** Start of QUOTED PASSAGE **

Testimony: Who Votes, Who Doesn’t, and Why

Eric McGhee, PPIC research fellow, testified before the Little Hoover Commission in Sacramento today (May 25, 2017). Here are his prepared remarks.


Good morning Chairman Nava, Vice Chairman Varner, and distinguished committee members. My name is Eric McGhee, and I am a research fellow at the Public Policy Institute of California, where I study voter turnout and electoral and political reform more generally.

California’s voter turnout in 2014 hit record lows in both the primary and the general elections. Turnout recovered some in 2016, but languishing participation remains a concern moving forward. I was invited to your panel to help put California’s turnout in broader context and to give some thoughts on potential solutions. In doing so, I will address three questions:

  1. Who votes, and who doesn’t?
  2. What does California’s turnout look like over time and compared to the rest of the country?
  3. What should we expect from recent reforms, and what else should be tried to improve turnout?

Question #1: Who votes and who doesn’t?
California’s registered voters do not look like the population of all adults in the state. They are older, whiter, better educated, and a little wealthier; they are less mobile, more rooted in their communities, and more likely to own their own home; and they are more likely to identify with one of the two major parties and less likely to identify as independents.

Given California’s large immigrant population, citizenship is also an important factor for voting here. A substantial portion of the Latino and Asian-American populations are not citizens, and many are undocumented and so ineligible to ever become citizens. Historically that has meant significantly lower participation rates among these communities.

Yet the role of citizenship in California’s turnout is changing rapidly. Most of the growth in both the Latino and Asian-American communities now comes from children who are citizens because they are born in the United States. That means a growing share of these communities is eligible to vote, which in turn diversifies the state’s voting-eligible population.

These changes are happening faster here than in other states. Figure 1 shows the share of California’s Latino and Asian-American populations that are eligible to vote, compared with the same eligibility rates in other states. In the early 1990s, California Latinos were less likely to be eligible than were Latinos in other states. Since then, California Latino eligibility has steadily increased and now slightly exceeds Latino eligibility rates elsewhere. Roughly the same is true for Asian-Americans.

In addition to these demographic factors, PPIC research by Mark Baldassare has shown that voters differ from nonvoters in their opinions on policy issues (Baldassare 2016). Likely voters are about evenly split in their approval of a larger, more activist government that spends more money. Nonvoters, by contrast, are clearly in favor of government involvement across a number of issues. For example, 7 in 10 nonvoters want more government action on income inequality; just half of likely voters feel the same.

** End of QUOTED PASSAGE **

== SHORT EXERCISE 1 ==
According to the voter turnout testimony, in what year did California's turnout hit record lows in both the primary and the general elections?

** Start of DATA RECORDS **

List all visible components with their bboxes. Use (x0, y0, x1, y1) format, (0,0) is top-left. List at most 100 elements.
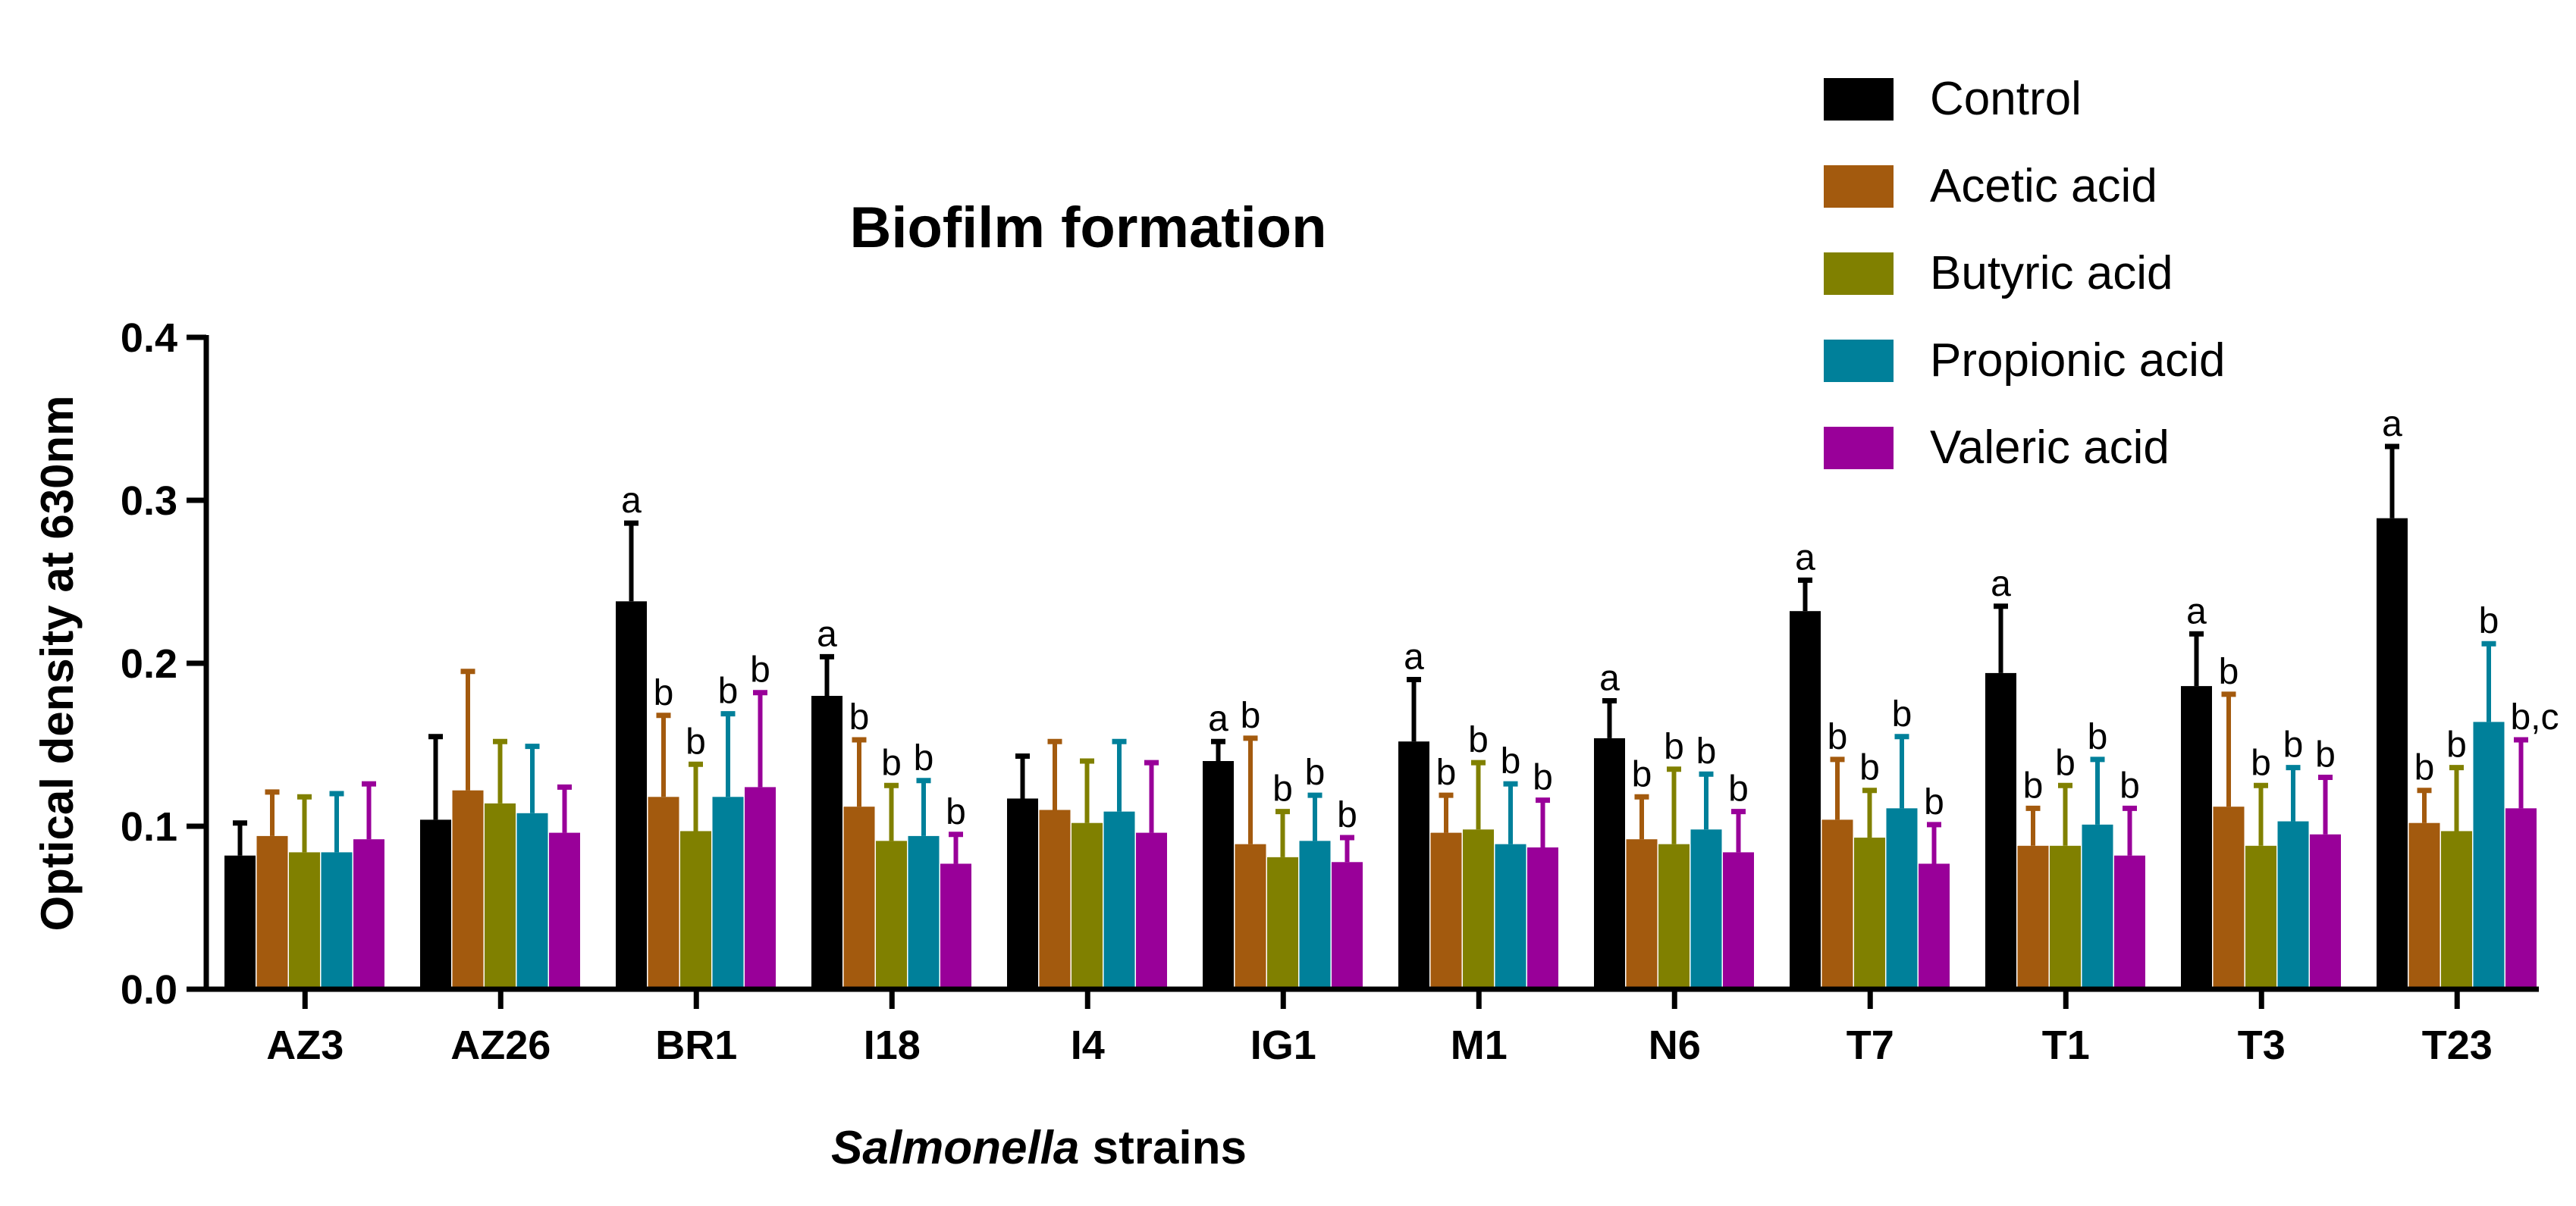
bar-t23-butyric-acid (2441, 831, 2472, 989)
legend-swatch (1824, 252, 1894, 295)
bar-i18-acetic-acid (843, 807, 875, 989)
bar-t7-valeric-acid (1919, 863, 1950, 989)
x-axis-label-italic: Salmonella (831, 1122, 1079, 1174)
significance-label: b (1305, 753, 1326, 793)
significance-label: a (2382, 404, 2402, 444)
significance-label: b (654, 673, 674, 713)
significance-label: b (686, 722, 706, 762)
x-tick-label: T1 (2042, 1023, 2090, 1068)
axes-layer: AZ3 AZ26 BR1 I18 I4 IG1 M1 N6 T7 T1 T3 T23 0.0 0.1 0.2… (121, 315, 2539, 1068)
significance-label: b (946, 792, 966, 832)
significance-label: b (750, 650, 770, 691)
legend-swatch (1824, 78, 1894, 121)
legend-label: Control (1930, 73, 2082, 125)
significance-label: a (1599, 658, 1620, 698)
legend-label: Acetic acid (1930, 160, 2157, 212)
significance-label: b (1892, 694, 1912, 735)
bar-t3-acetic-acid (2213, 807, 2245, 989)
significance-label: a (1404, 637, 1424, 678)
x-tick-label: I4 (1071, 1023, 1105, 1068)
bar-az26-valeric-acid (549, 832, 580, 989)
significance-label: b (1632, 754, 1652, 794)
bar-t1-acetic-acid (2017, 845, 2049, 989)
significance-label: b (2119, 766, 2140, 806)
bar-m1-acetic-acid (1430, 832, 1462, 989)
bar-t3-control (2181, 686, 2212, 989)
bar-br1-acetic-acid (648, 797, 679, 989)
bar-ig1-control (1203, 761, 1234, 989)
bar-az3-butyric-acid (289, 852, 320, 989)
y-tick-label: 0.1 (121, 804, 177, 850)
bar-t23-propionic-acid (2473, 722, 2505, 989)
bar-az3-acetic-acid (256, 835, 288, 989)
bar-i18-control (811, 696, 842, 989)
y-axis-label: Optical density at 630nm (32, 396, 83, 932)
bar-az3-valeric-acid (353, 839, 384, 989)
significance-label: b (1468, 720, 1489, 760)
significance-label: b (2088, 717, 2108, 757)
bar-br1-valeric-acid (745, 787, 776, 989)
bar-n6-control (1594, 738, 1625, 989)
significance-label: b (2414, 748, 2435, 788)
bar-br1-butyric-acid (680, 831, 711, 989)
significance-label: b (718, 672, 739, 712)
x-tick-label: M1 (1451, 1023, 1508, 1068)
x-tick-label: T7 (1846, 1023, 1894, 1068)
x-axis-label: Salmonella strains (831, 1122, 1247, 1174)
significance-label: b (881, 743, 902, 783)
bar-n6-propionic-acid (1690, 829, 1722, 989)
bar-t3-valeric-acid (2310, 834, 2341, 989)
bar-az26-butyric-acid (485, 803, 516, 989)
bar-ig1-butyric-acid (1267, 857, 1298, 989)
significance-label: b (1501, 741, 1521, 782)
x-tick-label: AZ26 (450, 1023, 551, 1068)
bar-m1-valeric-acid (1527, 847, 1558, 989)
y-tick-label: 0.0 (121, 967, 177, 1013)
significance-label: a (2186, 591, 2207, 631)
bar-i4-control (1007, 798, 1038, 989)
bar-t23-acetic-acid (2408, 822, 2440, 989)
bar-m1-propionic-acid (1495, 844, 1526, 989)
bar-t7-control (1790, 611, 1821, 989)
bar-br1-propionic-acid (712, 797, 744, 989)
bar-i18-propionic-acid (908, 835, 940, 989)
bar-t7-propionic-acid (1886, 808, 1918, 989)
bar-m1-butyric-acid (1463, 829, 1494, 989)
legend-label: Butyric acid (1930, 247, 2173, 299)
x-tick-label: T3 (2238, 1023, 2286, 1068)
significance-label: a (621, 481, 642, 521)
significance-label: b (1436, 753, 1457, 793)
bar-t3-propionic-acid (2277, 821, 2309, 989)
bar-i4-acetic-acid (1039, 810, 1071, 989)
bar-ig1-propionic-acid (1299, 841, 1331, 989)
bar-t23-control (2377, 518, 2408, 989)
bar-t7-butyric-acid (1854, 838, 1885, 989)
bar-t7-acetic-acid (1821, 819, 1853, 989)
significance-label: b,c (2510, 697, 2559, 738)
bar-i4-valeric-acid (1136, 832, 1167, 989)
significance-label: a (1208, 699, 1228, 739)
bar-n6-valeric-acid (1723, 852, 1754, 989)
bar-az26-control (420, 819, 451, 989)
x-axis-label-rest: strains (1079, 1122, 1247, 1174)
bar-i18-valeric-acid (940, 863, 971, 989)
legend-swatch (1824, 340, 1894, 382)
significance-label: b (1337, 795, 1357, 835)
x-tick-label: AZ3 (266, 1023, 344, 1068)
x-tick-label: I18 (864, 1023, 921, 1068)
y-tick-label: 0.2 (121, 641, 177, 687)
bar-i18-butyric-acid (876, 841, 907, 989)
bar-t1-control (1985, 672, 2016, 989)
bar-i4-butyric-acid (1072, 822, 1103, 989)
bar-n6-acetic-acid (1626, 839, 1658, 989)
x-tick-label: IG1 (1250, 1023, 1316, 1068)
legend: Control Acetic acid Butyric acid Propionic … (1824, 73, 2225, 474)
bar-i4-propionic-acid (1103, 811, 1135, 989)
bar-az3-control (224, 855, 256, 989)
significance-label: b (2251, 743, 2271, 783)
significance-label: b (1696, 731, 1717, 772)
bar-br1-control (616, 601, 647, 989)
bar-az26-propionic-acid (516, 813, 548, 989)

** End of DATA RECORDS **

== SHORT EXERCISE 2 ==
Pull out every line in the records that contains the word "strains".

== FULL OUTPUT 1 ==
2014

== FULL OUTPUT 2 ==
x-axis-label: Salmonella strains (831, 1122, 1247, 1174)
x-axis-label-rest: strains (1079, 1122, 1247, 1174)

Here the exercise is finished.